Exercise prompt —
Skip the images and copy each record exactly as written.

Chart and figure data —
* begin *

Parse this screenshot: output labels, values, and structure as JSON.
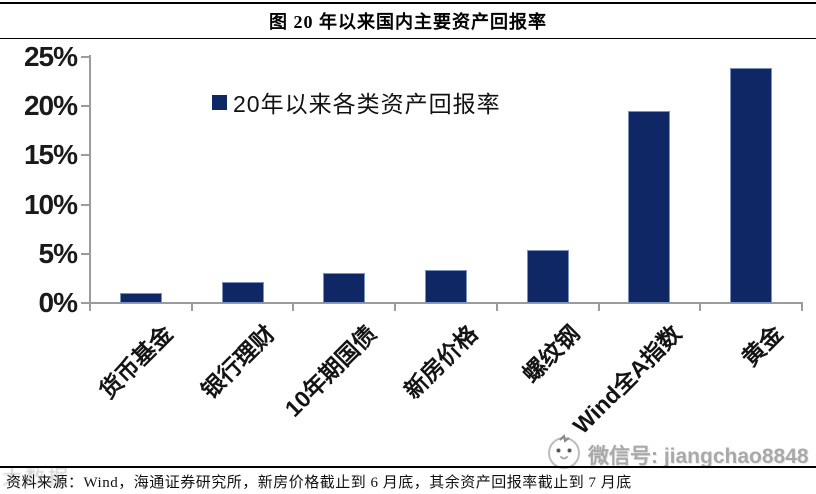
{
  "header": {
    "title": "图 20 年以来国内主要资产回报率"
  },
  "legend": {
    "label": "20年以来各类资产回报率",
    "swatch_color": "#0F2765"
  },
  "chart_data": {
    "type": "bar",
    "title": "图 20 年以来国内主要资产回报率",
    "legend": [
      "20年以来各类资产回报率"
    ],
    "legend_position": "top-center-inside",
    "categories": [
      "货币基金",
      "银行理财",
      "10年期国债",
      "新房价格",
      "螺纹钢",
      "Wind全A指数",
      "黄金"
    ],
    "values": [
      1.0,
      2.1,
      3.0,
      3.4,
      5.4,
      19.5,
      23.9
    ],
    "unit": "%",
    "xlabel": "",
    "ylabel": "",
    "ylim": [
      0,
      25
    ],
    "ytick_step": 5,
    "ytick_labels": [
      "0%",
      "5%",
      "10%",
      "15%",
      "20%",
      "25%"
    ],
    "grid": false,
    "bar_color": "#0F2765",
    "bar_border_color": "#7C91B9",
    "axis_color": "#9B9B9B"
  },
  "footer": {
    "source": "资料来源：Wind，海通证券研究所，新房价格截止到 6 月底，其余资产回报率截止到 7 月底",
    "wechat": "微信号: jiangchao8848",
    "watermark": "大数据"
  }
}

* end *

Response to this task —
Parse this screenshot: output labels, values, and structure as JSON.
{
  "header": {
    "title": "图 20 年以来国内主要资产回报率"
  },
  "legend": {
    "label": "20年以来各类资产回报率",
    "swatch_color": "#0F2765"
  },
  "chart_data": {
    "type": "bar",
    "title": "图 20 年以来国内主要资产回报率",
    "legend": [
      "20年以来各类资产回报率"
    ],
    "legend_position": "top-center-inside",
    "categories": [
      "货币基金",
      "银行理财",
      "10年期国债",
      "新房价格",
      "螺纹钢",
      "Wind全A指数",
      "黄金"
    ],
    "values": [
      1.0,
      2.1,
      3.0,
      3.4,
      5.4,
      19.5,
      23.9
    ],
    "unit": "%",
    "xlabel": "",
    "ylabel": "",
    "ylim": [
      0,
      25
    ],
    "ytick_step": 5,
    "ytick_labels": [
      "0%",
      "5%",
      "10%",
      "15%",
      "20%",
      "25%"
    ],
    "grid": false,
    "bar_color": "#0F2765",
    "bar_border_color": "#7C91B9",
    "axis_color": "#9B9B9B"
  },
  "footer": {
    "source": "资料来源：Wind，海通证券研究所，新房价格截止到 6 月底，其余资产回报率截止到 7 月底",
    "wechat": "微信号: jiangchao8848",
    "watermark": "大数据"
  }
}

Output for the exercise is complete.